Repeat each line exactly, leaving nothing out.

Data excerpts
════════

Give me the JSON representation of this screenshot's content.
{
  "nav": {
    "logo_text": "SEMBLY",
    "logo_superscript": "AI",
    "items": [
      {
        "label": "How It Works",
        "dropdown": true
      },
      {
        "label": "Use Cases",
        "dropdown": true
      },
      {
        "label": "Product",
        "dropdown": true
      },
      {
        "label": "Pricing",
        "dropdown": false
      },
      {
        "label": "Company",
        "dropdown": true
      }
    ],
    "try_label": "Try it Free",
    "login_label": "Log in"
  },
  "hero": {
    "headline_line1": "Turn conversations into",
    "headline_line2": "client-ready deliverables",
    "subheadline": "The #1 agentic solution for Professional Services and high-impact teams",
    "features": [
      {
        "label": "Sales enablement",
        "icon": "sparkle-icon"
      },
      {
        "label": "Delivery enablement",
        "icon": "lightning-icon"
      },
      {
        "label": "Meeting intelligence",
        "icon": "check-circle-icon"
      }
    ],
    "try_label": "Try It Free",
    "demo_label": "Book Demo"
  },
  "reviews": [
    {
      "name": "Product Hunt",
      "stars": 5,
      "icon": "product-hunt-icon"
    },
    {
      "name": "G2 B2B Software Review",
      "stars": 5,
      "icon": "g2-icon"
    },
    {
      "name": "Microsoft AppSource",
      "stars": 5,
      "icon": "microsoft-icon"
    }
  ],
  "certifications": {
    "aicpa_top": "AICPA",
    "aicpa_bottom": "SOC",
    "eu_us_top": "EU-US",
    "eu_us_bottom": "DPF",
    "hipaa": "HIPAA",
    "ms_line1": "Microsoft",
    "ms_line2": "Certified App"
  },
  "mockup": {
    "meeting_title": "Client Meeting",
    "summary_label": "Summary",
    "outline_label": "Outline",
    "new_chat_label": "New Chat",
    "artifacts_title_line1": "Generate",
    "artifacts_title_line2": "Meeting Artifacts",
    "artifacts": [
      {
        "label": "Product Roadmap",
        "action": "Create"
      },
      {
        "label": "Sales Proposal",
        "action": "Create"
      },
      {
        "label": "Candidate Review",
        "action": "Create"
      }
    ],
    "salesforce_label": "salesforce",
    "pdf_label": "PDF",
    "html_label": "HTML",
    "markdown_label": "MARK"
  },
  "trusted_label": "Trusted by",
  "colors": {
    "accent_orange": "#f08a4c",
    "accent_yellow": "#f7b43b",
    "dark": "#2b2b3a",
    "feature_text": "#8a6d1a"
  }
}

════════

Complete output
Give me the JSON representation of this screenshot's content.
{
  "nav": {
    "logo_text": "SEMBLY",
    "logo_superscript": "AI",
    "items": [
      {
        "label": "How It Works",
        "dropdown": true
      },
      {
        "label": "Use Cases",
        "dropdown": true
      },
      {
        "label": "Product",
        "dropdown": true
      },
      {
        "label": "Pricing",
        "dropdown": false
      },
      {
        "label": "Company",
        "dropdown": true
      }
    ],
    "try_label": "Try it Free",
    "login_label": "Log in"
  },
  "hero": {
    "headline_line1": "Turn conversations into",
    "headline_line2": "client-ready deliverables",
    "subheadline": "The #1 agentic solution for Professional Services and high-impact teams",
    "features": [
      {
        "label": "Sales enablement",
        "icon": "sparkle-icon"
      },
      {
        "label": "Delivery enablement",
        "icon": "lightning-icon"
      },
      {
        "label": "Meeting intelligence",
        "icon": "check-circle-icon"
      }
    ],
    "try_label": "Try It Free",
    "demo_label": "Book Demo"
  },
  "reviews": [
    {
      "name": "Product Hunt",
      "stars": 5,
      "icon": "product-hunt-icon"
    },
    {
      "name": "G2 B2B Software Review",
      "stars": 5,
      "icon": "g2-icon"
    },
    {
      "name": "Microsoft AppSource",
      "stars": 5,
      "icon": "microsoft-icon"
    }
  ],
  "certifications": {
    "aicpa_top": "AICPA",
    "aicpa_bottom": "SOC",
    "eu_us_top": "EU-US",
    "eu_us_bottom": "DPF",
    "hipaa": "HIPAA",
    "ms_line1": "Microsoft",
    "ms_line2": "Certified App"
  },
  "mockup": {
    "meeting_title": "Client Meeting",
    "summary_label": "Summary",
    "outline_label": "Outline",
    "new_chat_label": "New Chat",
    "artifacts_title_line1": "Generate",
    "artifacts_title_line2": "Meeting Artifacts",
    "artifacts": [
      {
        "label": "Product Roadmap",
        "action": "Create"
      },
      {
        "label": "Sales Proposal",
        "action": "Create"
      },
      {
        "label": "Candidate Review",
        "action": "Create"
      }
    ],
    "salesforce_label": "salesforce",
    "pdf_label": "PDF",
    "html_label": "HTML",
    "markdown_label": "MARK"
  },
  "trusted_label": "Trusted by",
  "colors": {
    "accent_orange": "#f08a4c",
    "accent_yellow": "#f7b43b",
    "dark": "#2b2b3a",
    "feature_text": "#8a6d1a"
  }
}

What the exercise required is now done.